··· Testo in esame ···
Forti critiche all’istituzione dei Cpt, Centri di permanenza temporanea, sono state mosse questa mattina dai rappresentanti della Chiesa cattolica, del mondo musulmano e dell’ebraismo. Il cardinale Renato Martino, il presidente della Lega mondiale musulmana in Italia Mario Scialoja e Alan Naccache presidente della organizzazione ebraica giovanile Bnai Brith, hanno preso posizione contro la trasformazione dei Cpt in centri di detenzione nel corso della presentazione della Coalizione internazionale sulla detenzione di rifugiati, richiedenti asilo e migranti.
”I centri di permanenza temporanea - ha affermato il cardinale Renato Martino presidente del Pontificio consiglio Giustizia e pace - sono ridotti ormai a vere prigioni dove si violano sistematicamente i diritti dell’uomo. Occorre trovare soluzioni alternative”. Il porporato ha anche osservato che ”la Chiesa proclama i diritti umani e quindi se c’è offesa a questi ultimi, le leggi non possono che apparire ingiuste. I rifugiati e gli immigrati rinchiusi in questi centri non hanno commesso nessun crimine se non quello di arrivare in Italia per una speranza di salvezza; la reclusione per loro non mi sembra una pena meritata, il quadro normativo va ripensato”.
Anche per Mario Scialoja la situazione nei centri di prima accoglienza in Italia è grave, non per niente proprio su questo aspetto della tematica immigrazione sono arrivate forti critiche al nostro Paese dall’Ue e dalle associazioni umanitarie.
”La politica italiana - ha spiegato Scialoja - è stata fino ad oggi moderatamente generosa, è stato dato il permesso di soggiorno a più di un milione di immigrati clandestini. Ma le prime fasi dell’accoglienza e i campi di detenzione sull’isola di Lampedua e altrove, sono stati duramente criticati sia dall’Unione europea e sia dalle associazione per i diritti umani italiane e straniere”.
··· Estratti del dataset ···
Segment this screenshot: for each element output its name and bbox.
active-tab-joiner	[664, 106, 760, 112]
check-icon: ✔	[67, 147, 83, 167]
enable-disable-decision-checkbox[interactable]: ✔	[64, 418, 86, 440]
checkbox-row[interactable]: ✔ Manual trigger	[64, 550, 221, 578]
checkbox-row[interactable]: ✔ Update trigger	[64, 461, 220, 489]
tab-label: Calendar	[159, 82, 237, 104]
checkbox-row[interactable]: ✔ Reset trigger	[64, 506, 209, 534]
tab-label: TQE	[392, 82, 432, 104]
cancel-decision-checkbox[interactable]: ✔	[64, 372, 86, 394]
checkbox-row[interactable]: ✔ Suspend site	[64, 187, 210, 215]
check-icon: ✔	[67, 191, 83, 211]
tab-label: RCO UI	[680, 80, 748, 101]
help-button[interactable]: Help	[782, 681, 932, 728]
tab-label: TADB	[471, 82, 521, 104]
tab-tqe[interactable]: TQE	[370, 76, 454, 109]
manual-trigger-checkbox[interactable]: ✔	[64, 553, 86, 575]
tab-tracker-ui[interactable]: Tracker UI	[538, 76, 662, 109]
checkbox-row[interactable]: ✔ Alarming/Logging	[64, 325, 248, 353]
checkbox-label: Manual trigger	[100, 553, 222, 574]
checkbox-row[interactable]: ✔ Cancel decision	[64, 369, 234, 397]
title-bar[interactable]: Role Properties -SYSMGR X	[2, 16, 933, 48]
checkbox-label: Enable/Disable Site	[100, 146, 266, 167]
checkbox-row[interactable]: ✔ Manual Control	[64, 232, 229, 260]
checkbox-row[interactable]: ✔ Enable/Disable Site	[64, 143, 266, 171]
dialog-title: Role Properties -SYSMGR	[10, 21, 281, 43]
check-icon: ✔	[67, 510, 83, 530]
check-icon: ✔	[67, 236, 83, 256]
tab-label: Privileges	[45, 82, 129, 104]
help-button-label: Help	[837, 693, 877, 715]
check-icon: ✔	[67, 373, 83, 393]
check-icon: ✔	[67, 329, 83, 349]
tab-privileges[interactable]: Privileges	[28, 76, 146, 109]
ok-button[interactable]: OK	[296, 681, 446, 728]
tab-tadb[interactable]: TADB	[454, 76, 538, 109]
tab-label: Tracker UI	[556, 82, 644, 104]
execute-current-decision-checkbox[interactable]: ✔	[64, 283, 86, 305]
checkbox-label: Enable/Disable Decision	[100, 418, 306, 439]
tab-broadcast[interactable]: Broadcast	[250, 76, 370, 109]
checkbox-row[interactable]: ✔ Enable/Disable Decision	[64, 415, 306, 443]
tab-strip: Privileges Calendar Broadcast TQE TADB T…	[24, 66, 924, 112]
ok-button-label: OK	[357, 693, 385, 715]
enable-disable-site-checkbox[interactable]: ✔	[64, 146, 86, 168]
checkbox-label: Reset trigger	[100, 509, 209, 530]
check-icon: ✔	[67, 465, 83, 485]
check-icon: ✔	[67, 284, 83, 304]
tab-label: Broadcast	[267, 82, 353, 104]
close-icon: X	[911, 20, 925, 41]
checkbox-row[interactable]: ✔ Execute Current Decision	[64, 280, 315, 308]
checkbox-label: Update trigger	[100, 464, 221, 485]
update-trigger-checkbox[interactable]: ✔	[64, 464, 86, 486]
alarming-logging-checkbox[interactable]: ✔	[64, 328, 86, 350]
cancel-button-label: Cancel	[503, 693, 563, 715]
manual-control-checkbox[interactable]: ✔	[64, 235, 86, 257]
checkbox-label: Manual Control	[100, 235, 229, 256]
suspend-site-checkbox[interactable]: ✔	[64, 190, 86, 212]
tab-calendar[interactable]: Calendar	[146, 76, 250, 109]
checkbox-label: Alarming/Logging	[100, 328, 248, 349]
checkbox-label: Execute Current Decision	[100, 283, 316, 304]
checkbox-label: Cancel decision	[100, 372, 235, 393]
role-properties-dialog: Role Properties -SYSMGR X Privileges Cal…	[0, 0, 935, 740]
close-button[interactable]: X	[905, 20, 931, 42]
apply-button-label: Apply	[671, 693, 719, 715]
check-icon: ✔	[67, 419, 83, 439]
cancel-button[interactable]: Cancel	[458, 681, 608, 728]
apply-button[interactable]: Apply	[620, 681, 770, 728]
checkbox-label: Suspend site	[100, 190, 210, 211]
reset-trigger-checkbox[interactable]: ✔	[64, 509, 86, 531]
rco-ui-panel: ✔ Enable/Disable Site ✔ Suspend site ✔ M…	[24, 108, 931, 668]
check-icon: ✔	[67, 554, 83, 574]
···
Applica quanto letto:
**A)** Nel testo sui Cpt, di quale organismo è presidente il cardinale Renato Martino?
**B)** Riporta fedelmente dal testo sui Cpt il tratto che va da «Anche per Mario» fino a «dalle associazioni umanitarie.».

Elenco delle soluzioni:
**A)** Del Pontificio consiglio Giustizia e pace.

**B)**
Anche per Mario Scialoja la situazione nei centri di prima accoglienza in Italia è grave, non per niente proprio su questo aspetto della tematica immigrazione sono arrivate forti critiche al nostro Paese dall’Ue e dalle associazioni umanitarie.